[Figure record extracts]
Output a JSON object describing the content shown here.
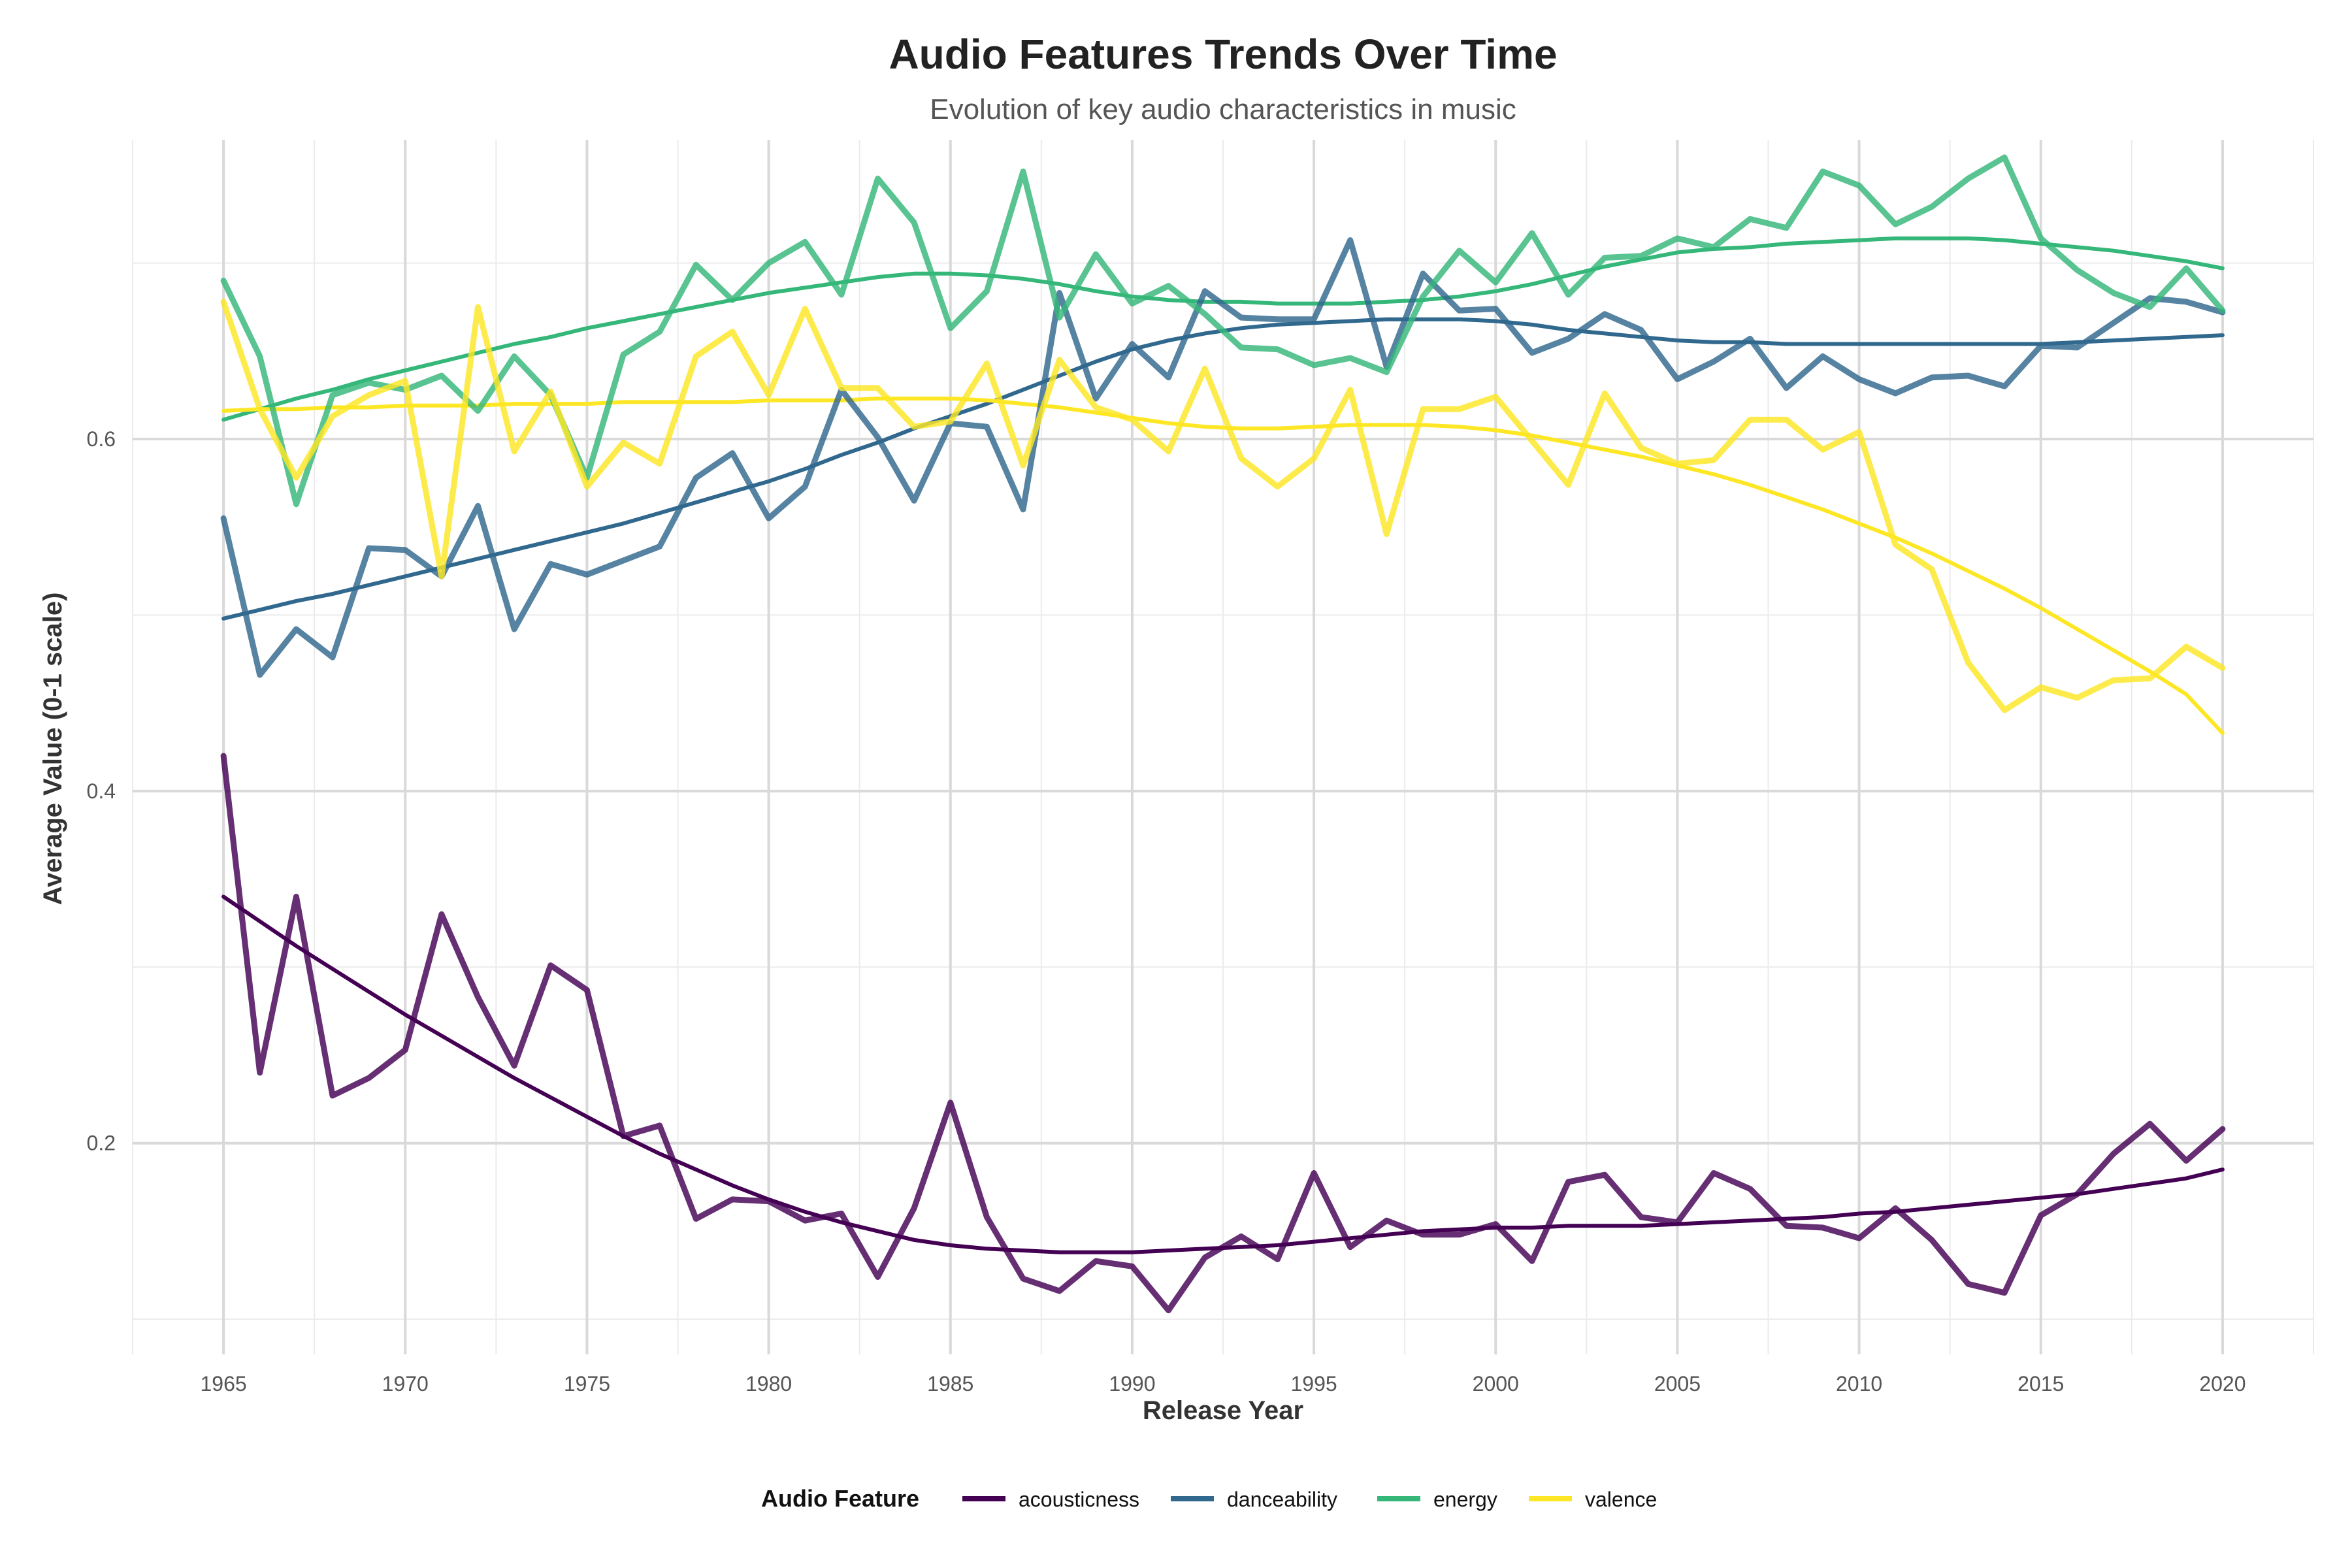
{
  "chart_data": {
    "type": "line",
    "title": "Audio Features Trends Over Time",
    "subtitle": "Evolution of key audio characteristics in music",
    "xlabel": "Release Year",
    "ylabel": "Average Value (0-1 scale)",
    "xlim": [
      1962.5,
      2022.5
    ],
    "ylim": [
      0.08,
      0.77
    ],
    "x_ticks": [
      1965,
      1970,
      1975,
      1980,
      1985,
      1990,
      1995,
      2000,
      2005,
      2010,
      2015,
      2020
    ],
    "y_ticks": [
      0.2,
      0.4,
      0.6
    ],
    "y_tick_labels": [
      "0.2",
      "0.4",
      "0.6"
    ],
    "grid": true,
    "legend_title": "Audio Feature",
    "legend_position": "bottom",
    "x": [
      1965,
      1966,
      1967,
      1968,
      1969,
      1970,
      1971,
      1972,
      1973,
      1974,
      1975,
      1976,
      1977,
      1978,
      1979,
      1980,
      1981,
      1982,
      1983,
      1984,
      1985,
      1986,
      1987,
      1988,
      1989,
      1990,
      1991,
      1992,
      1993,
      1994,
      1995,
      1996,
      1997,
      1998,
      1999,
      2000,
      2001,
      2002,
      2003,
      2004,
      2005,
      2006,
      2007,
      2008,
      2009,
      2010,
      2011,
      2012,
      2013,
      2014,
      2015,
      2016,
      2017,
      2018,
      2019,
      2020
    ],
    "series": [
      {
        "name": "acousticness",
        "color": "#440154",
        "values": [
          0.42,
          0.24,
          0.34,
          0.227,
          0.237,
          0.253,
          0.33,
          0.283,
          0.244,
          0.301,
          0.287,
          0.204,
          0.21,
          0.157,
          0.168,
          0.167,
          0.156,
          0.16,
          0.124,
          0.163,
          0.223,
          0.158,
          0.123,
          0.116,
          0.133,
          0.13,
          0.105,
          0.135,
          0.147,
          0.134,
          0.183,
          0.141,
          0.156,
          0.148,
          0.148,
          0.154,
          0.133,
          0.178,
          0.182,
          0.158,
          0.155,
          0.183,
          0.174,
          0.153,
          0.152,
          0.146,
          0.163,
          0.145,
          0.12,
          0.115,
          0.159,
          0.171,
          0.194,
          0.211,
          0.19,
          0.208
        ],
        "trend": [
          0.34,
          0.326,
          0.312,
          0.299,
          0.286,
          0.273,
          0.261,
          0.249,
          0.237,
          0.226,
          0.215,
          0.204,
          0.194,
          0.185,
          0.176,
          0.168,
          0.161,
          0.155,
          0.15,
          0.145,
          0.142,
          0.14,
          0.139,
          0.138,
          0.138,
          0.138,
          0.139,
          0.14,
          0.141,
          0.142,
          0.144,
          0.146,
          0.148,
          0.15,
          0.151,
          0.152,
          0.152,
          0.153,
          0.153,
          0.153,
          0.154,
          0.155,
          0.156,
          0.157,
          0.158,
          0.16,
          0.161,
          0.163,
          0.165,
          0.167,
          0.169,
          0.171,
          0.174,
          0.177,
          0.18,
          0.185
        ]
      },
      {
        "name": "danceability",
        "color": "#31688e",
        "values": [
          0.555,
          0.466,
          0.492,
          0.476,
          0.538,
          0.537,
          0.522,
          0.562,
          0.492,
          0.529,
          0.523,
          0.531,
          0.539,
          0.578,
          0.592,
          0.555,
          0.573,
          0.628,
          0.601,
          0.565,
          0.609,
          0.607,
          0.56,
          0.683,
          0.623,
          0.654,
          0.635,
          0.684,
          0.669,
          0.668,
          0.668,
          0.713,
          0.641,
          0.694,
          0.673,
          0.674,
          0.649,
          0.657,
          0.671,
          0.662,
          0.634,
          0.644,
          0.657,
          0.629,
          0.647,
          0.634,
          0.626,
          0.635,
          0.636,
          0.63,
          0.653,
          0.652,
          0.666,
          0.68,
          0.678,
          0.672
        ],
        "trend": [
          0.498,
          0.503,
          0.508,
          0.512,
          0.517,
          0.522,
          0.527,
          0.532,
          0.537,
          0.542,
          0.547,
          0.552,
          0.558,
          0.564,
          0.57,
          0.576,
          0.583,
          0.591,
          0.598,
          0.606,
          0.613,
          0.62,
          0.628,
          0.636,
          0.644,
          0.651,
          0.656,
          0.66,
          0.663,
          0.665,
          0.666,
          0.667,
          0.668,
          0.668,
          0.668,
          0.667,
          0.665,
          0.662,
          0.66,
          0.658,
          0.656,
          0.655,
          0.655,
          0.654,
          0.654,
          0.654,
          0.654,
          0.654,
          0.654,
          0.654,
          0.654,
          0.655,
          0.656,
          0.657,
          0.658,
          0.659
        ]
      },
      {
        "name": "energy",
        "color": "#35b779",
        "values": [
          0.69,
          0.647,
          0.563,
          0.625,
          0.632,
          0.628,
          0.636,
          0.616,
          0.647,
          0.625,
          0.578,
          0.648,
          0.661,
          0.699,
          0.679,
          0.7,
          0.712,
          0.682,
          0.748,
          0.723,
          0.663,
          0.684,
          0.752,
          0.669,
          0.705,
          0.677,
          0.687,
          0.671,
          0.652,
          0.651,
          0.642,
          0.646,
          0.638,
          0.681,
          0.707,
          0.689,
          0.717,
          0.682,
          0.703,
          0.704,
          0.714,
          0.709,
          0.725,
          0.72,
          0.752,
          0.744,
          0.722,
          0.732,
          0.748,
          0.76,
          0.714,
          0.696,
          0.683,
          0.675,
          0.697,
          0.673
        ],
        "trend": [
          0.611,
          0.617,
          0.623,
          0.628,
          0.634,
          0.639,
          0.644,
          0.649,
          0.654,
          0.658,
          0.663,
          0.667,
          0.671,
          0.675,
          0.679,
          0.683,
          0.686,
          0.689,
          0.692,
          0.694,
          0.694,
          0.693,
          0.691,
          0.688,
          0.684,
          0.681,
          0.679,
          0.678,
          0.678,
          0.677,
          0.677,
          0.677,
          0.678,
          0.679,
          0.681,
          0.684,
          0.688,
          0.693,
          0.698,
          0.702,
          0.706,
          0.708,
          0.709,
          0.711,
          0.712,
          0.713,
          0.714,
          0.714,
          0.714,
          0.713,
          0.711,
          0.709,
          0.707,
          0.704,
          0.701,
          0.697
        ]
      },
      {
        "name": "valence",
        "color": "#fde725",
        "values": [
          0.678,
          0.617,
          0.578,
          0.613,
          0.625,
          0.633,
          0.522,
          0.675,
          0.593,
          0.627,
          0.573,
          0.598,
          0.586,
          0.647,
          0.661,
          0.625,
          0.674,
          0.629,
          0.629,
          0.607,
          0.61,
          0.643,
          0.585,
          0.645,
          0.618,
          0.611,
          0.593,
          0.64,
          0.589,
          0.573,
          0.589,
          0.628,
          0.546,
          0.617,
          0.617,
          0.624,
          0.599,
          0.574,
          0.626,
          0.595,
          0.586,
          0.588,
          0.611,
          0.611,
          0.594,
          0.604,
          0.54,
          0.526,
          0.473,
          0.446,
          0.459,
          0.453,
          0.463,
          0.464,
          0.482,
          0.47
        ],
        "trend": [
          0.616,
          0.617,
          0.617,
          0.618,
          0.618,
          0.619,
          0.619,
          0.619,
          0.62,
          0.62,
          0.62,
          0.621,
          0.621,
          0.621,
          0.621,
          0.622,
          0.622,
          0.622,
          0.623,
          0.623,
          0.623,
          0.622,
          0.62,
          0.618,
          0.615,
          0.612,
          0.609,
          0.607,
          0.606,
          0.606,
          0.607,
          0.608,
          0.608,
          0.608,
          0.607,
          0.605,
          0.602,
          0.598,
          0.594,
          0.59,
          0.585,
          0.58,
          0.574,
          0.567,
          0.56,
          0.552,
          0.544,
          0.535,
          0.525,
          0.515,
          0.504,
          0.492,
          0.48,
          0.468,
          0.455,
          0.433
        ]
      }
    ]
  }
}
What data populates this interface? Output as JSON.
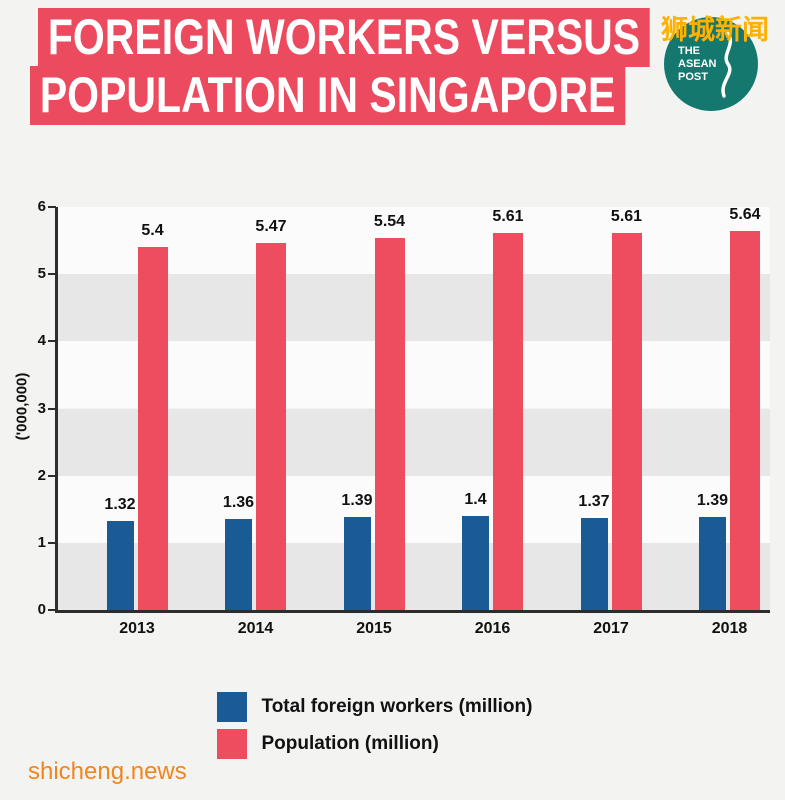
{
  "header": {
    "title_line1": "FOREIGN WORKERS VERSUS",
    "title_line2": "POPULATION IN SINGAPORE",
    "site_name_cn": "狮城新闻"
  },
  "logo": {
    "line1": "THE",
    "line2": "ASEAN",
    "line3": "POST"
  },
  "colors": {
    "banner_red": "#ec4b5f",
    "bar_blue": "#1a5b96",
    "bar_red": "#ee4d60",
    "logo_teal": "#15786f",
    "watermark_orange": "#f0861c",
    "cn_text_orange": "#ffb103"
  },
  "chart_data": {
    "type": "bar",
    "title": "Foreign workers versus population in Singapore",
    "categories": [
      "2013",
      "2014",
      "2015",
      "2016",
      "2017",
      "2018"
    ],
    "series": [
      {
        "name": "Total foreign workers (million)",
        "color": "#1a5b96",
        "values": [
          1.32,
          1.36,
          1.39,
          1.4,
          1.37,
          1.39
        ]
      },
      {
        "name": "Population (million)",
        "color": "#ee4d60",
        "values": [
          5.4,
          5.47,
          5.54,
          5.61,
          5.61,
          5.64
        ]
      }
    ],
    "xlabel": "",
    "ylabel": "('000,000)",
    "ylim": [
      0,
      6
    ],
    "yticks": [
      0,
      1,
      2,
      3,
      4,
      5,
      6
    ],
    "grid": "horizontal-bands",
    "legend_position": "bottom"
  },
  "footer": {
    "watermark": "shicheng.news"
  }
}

▸ **WORK REQUIRED**:
Wherever the word "JSON" occurs in a line of the listing, copy that line.

▸ **RESULT OF THE TASK**:
Output a JSON object describing the content shown here.
What data populates this interface? Output as JSON.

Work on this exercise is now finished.